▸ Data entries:
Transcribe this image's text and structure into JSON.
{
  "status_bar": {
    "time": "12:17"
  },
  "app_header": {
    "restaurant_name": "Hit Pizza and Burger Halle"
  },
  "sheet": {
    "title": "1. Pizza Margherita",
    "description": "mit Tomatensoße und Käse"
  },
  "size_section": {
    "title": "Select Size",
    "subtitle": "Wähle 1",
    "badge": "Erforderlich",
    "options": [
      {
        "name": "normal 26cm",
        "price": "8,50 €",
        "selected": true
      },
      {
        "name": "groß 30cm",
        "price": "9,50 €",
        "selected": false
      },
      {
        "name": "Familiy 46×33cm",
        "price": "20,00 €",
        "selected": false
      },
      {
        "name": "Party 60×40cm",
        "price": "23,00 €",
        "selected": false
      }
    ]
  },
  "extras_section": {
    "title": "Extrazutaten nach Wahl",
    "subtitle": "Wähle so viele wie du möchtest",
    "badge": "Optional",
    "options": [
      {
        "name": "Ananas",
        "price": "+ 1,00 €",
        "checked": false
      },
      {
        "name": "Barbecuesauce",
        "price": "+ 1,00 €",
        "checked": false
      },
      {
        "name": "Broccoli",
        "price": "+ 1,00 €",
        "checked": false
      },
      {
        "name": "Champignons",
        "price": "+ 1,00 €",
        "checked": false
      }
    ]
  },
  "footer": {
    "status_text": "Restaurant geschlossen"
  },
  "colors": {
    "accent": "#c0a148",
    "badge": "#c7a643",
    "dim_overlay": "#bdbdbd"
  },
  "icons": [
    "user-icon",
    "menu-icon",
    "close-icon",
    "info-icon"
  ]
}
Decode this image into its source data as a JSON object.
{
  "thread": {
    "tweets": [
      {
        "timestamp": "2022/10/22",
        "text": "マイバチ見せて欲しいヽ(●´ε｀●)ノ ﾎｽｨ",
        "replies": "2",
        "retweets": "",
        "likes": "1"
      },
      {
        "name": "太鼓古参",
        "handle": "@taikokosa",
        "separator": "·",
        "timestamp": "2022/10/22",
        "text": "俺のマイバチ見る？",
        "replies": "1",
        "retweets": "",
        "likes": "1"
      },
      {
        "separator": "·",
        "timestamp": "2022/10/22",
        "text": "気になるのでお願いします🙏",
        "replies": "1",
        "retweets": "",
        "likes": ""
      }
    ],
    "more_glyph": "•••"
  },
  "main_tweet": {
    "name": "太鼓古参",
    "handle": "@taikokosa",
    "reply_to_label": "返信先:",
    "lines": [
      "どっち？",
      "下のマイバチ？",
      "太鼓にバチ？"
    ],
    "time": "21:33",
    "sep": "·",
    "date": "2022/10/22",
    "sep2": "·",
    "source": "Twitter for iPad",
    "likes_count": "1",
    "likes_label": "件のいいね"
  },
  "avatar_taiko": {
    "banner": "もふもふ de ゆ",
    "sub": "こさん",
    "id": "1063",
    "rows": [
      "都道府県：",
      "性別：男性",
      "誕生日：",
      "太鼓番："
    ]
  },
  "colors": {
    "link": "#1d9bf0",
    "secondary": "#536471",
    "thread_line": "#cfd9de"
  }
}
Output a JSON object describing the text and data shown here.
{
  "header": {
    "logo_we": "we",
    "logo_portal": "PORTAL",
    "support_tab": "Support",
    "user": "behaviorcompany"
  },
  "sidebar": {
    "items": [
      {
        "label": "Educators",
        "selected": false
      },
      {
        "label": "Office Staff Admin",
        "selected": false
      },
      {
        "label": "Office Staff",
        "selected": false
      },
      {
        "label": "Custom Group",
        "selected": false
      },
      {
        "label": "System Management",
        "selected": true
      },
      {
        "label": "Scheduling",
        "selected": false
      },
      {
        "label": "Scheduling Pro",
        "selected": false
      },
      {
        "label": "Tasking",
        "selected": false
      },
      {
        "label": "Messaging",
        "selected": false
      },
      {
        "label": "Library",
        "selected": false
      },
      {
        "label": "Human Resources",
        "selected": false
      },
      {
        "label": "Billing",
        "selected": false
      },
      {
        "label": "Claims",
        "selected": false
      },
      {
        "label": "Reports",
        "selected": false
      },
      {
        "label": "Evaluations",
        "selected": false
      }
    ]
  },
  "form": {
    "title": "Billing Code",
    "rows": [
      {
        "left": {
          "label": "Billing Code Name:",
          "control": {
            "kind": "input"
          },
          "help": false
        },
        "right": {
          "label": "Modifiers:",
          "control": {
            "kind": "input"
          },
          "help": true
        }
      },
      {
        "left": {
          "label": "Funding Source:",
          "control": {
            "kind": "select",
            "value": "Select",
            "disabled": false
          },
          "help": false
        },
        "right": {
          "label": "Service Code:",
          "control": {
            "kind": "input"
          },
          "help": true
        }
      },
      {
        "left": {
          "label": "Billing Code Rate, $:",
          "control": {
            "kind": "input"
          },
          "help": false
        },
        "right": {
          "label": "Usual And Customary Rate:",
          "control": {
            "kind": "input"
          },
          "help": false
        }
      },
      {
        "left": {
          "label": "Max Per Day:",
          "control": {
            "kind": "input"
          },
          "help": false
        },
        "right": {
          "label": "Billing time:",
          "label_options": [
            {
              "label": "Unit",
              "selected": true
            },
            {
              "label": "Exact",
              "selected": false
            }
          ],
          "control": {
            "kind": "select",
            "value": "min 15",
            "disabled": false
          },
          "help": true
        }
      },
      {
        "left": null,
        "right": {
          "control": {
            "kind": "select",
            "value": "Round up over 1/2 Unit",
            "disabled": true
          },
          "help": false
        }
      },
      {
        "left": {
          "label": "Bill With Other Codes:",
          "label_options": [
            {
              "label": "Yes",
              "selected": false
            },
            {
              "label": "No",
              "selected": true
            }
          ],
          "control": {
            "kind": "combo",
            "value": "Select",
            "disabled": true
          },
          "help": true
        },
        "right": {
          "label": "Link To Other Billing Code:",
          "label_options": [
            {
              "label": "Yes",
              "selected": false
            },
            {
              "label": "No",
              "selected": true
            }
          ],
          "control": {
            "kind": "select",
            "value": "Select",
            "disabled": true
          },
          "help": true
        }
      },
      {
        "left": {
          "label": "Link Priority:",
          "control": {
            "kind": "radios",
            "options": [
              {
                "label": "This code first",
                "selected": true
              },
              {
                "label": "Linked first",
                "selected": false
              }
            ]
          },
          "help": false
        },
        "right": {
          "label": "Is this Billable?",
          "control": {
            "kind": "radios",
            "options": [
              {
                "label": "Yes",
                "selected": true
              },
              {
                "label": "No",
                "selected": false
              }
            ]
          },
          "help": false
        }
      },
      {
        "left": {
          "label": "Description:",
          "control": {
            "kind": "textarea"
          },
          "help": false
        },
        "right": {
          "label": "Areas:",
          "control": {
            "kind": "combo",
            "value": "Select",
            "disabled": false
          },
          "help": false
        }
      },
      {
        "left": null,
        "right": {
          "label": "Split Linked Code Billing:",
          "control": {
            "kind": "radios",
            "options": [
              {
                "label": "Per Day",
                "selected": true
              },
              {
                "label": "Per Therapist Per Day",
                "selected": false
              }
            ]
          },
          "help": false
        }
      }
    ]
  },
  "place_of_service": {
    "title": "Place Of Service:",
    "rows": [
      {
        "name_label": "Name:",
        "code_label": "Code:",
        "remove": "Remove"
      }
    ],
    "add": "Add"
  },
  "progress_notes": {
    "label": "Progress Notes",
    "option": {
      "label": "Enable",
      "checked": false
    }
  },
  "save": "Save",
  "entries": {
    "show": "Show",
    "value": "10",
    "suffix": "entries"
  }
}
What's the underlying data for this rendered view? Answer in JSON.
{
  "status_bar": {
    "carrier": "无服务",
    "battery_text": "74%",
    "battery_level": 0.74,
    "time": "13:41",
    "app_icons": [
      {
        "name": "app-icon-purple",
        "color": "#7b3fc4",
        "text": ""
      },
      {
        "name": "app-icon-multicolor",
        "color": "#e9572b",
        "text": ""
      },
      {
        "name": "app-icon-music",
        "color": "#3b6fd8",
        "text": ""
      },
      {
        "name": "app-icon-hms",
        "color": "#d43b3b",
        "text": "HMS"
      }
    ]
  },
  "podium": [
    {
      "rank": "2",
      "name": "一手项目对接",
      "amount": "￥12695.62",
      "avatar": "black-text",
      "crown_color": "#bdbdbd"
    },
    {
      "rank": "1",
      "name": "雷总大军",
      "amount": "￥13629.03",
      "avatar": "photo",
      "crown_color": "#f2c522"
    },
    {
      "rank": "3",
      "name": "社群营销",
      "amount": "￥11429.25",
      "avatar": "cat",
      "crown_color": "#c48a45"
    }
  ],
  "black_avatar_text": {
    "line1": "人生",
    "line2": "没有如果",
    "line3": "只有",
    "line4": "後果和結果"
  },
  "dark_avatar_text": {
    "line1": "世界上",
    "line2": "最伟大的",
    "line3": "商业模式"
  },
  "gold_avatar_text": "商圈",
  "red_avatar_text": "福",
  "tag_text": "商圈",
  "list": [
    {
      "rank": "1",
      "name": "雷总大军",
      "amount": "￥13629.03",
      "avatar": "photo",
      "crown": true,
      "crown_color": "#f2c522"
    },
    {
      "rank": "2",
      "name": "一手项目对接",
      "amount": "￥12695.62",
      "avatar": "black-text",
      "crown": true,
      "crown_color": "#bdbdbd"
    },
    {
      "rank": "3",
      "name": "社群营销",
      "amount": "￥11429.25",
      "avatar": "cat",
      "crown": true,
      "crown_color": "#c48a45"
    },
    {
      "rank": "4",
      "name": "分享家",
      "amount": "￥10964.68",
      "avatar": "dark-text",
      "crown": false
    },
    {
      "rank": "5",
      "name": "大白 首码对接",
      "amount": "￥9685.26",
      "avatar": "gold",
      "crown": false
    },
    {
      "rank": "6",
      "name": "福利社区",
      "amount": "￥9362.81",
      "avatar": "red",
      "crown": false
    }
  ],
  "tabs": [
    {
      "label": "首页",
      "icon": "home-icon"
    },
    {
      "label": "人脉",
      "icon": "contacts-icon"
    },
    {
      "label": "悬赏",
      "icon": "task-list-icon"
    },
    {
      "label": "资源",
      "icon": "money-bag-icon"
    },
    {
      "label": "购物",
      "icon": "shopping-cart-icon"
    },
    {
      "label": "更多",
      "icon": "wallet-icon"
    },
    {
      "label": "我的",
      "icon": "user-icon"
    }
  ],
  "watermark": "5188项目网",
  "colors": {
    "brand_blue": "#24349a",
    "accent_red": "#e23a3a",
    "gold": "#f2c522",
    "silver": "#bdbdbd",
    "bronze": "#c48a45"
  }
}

▸ Directions:
Copy out each line in the listing that has the word "badge".

▸ Exercise response:
    "badge": "Erforderlich",
    "badge": "Optional",
    "badge": "#c7a643",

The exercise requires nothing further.